- Brief:
Lay out each line of the records below as a numbered list, skipping any blank lines.

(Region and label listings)
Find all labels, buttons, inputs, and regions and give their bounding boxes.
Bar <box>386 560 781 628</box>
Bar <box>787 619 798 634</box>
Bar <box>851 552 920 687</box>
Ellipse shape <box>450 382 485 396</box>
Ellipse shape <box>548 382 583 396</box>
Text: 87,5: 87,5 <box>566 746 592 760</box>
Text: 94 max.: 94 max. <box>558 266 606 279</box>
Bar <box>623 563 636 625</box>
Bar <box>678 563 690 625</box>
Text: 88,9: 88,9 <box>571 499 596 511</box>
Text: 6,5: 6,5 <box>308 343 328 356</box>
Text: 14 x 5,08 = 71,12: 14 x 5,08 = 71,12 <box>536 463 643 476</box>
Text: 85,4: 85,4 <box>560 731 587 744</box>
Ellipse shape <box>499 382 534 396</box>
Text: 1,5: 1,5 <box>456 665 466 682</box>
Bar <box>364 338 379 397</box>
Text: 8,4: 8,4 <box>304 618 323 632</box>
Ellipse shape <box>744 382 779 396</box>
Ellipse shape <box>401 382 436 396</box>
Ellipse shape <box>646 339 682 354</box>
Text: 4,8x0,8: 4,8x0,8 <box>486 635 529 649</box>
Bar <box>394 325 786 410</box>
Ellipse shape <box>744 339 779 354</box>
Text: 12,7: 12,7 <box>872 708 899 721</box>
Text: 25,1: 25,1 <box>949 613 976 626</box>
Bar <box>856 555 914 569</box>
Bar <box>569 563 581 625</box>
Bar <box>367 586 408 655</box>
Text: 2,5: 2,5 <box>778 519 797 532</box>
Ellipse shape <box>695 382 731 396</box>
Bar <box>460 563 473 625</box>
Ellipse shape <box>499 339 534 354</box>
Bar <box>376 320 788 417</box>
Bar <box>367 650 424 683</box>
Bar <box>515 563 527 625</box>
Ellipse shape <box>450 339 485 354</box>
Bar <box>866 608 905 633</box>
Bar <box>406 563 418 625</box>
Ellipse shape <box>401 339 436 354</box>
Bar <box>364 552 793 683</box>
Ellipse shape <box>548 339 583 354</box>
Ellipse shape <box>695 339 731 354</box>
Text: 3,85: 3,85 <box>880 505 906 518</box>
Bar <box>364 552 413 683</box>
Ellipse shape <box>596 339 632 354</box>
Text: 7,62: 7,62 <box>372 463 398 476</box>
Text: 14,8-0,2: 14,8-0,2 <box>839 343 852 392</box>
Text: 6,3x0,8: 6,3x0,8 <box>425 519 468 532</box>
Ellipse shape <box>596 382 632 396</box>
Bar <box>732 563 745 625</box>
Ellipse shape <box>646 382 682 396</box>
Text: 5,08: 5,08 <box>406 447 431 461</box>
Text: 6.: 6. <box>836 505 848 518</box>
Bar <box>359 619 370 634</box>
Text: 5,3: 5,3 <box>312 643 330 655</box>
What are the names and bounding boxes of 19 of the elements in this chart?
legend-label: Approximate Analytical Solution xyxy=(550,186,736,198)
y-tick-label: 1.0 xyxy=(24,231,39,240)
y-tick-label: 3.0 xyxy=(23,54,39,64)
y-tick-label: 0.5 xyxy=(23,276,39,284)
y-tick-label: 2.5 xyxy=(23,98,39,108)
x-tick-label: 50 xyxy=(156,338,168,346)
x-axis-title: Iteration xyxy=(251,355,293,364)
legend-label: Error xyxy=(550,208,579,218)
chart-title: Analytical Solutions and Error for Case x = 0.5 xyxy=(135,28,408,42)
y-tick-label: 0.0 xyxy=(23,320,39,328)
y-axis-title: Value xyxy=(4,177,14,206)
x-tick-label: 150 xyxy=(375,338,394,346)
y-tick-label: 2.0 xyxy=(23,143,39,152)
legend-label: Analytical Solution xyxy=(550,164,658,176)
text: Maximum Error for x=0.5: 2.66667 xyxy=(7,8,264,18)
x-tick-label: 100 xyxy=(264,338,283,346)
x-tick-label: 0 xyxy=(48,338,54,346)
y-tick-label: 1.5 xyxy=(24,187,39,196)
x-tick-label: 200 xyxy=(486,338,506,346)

- Response to this exercise:
1. Find all labels, buttons, inputs, and regions and give their bounding boxes.
2. Bar <box>386 560 781 628</box>
3. Bar <box>787 619 798 634</box>
4. Bar <box>851 552 920 687</box>
5. Ellipse shape <box>450 382 485 396</box>
6. Ellipse shape <box>548 382 583 396</box>
7. Text: 87,5: 87,5 <box>566 746 592 760</box>
8. Text: 94 max.: 94 max. <box>558 266 606 279</box>
9. Bar <box>623 563 636 625</box>
10. Bar <box>678 563 690 625</box>
11. Text: 88,9: 88,9 <box>571 499 596 511</box>
12. Text: 6,5: 6,5 <box>308 343 328 356</box>
13. Text: 14 x 5,08 = 71,12: 14 x 5,08 = 71,12 <box>536 463 643 476</box>
14. Text: 85,4: 85,4 <box>560 731 587 744</box>
15. Ellipse shape <box>499 382 534 396</box>
16. Text: 1,5: 1,5 <box>456 665 466 682</box>
17. Bar <box>364 338 379 397</box>
18. Text: 8,4: 8,4 <box>304 618 323 632</box>
19. Ellipse shape <box>744 382 779 396</box>
20. Ellipse shape <box>401 382 436 396</box>
21. Ellipse shape <box>646 339 682 354</box>
22. Text: 4,8x0,8: 4,8x0,8 <box>486 635 529 649</box>
23. Bar <box>394 325 786 410</box>
24. Ellipse shape <box>744 339 779 354</box>
25. Text: 12,7: 12,7 <box>872 708 899 721</box>
26. Text: 25,1: 25,1 <box>949 613 976 626</box>
27. Bar <box>856 555 914 569</box>
28. Bar <box>569 563 581 625</box>
29. Bar <box>367 586 408 655</box>
30. Text: 2,5: 2,5 <box>778 519 797 532</box>
31. Ellipse shape <box>695 382 731 396</box>
32. Bar <box>460 563 473 625</box>
33. Ellipse shape <box>499 339 534 354</box>
34. Bar <box>376 320 788 417</box>
35. Bar <box>367 650 424 683</box>
36. Bar <box>515 563 527 625</box>
37. Ellipse shape <box>450 339 485 354</box>
38. Bar <box>866 608 905 633</box>
39. Bar <box>406 563 418 625</box>
40. Ellipse shape <box>401 339 436 354</box>
41. Bar <box>364 552 793 683</box>
42. Ellipse shape <box>548 339 583 354</box>
43. Ellipse shape <box>695 339 731 354</box>
44. Text: 3,85: 3,85 <box>880 505 906 518</box>
45. Bar <box>364 552 413 683</box>
46. Ellipse shape <box>596 339 632 354</box>
47. Text: 7,62: 7,62 <box>372 463 398 476</box>
48. Text: 14,8-0,2: 14,8-0,2 <box>839 343 852 392</box>
49. Text: 6,3x0,8: 6,3x0,8 <box>425 519 468 532</box>
50. Ellipse shape <box>596 382 632 396</box>
51. Bar <box>732 563 745 625</box>
52. Ellipse shape <box>646 382 682 396</box>
53. Text: 5,08: 5,08 <box>406 447 431 461</box>
54. Text: 6.: 6. <box>836 505 848 518</box>
55. Bar <box>359 619 370 634</box>
56. Text: 5,3: 5,3 <box>312 643 330 655</box>
57. What are the names and bounding boxes of 19 of the elements in this chart?
58. legend-label: Approximate Analytical Solution xyxy=(550,186,736,198)
59. y-tick-label: 1.0 xyxy=(24,231,39,240)
60. y-tick-label: 3.0 xyxy=(23,54,39,64)
61. y-tick-label: 0.5 xyxy=(23,276,39,284)
62. y-tick-label: 2.5 xyxy=(23,98,39,108)
63. x-tick-label: 50 xyxy=(156,338,168,346)
64. x-axis-title: Iteration xyxy=(251,355,293,364)
65. legend-label: Error xyxy=(550,208,579,218)
66. chart-title: Analytical Solutions and Error for Case x = 0.5 xyxy=(135,28,408,42)
67. y-tick-label: 0.0 xyxy=(23,320,39,328)
68. y-axis-title: Value xyxy=(4,177,14,206)
69. x-tick-label: 150 xyxy=(375,338,394,346)
70. y-tick-label: 2.0 xyxy=(23,143,39,152)
71. legend-label: Analytical Solution xyxy=(550,164,658,176)
72. text: Maximum Error for x=0.5: 2.66667 xyxy=(7,8,264,18)
73. x-tick-label: 100 xyxy=(264,338,283,346)
74. x-tick-label: 0 xyxy=(48,338,54,346)
75. y-tick-label: 1.5 xyxy=(24,187,39,196)
76. x-tick-label: 200 xyxy=(486,338,506,346)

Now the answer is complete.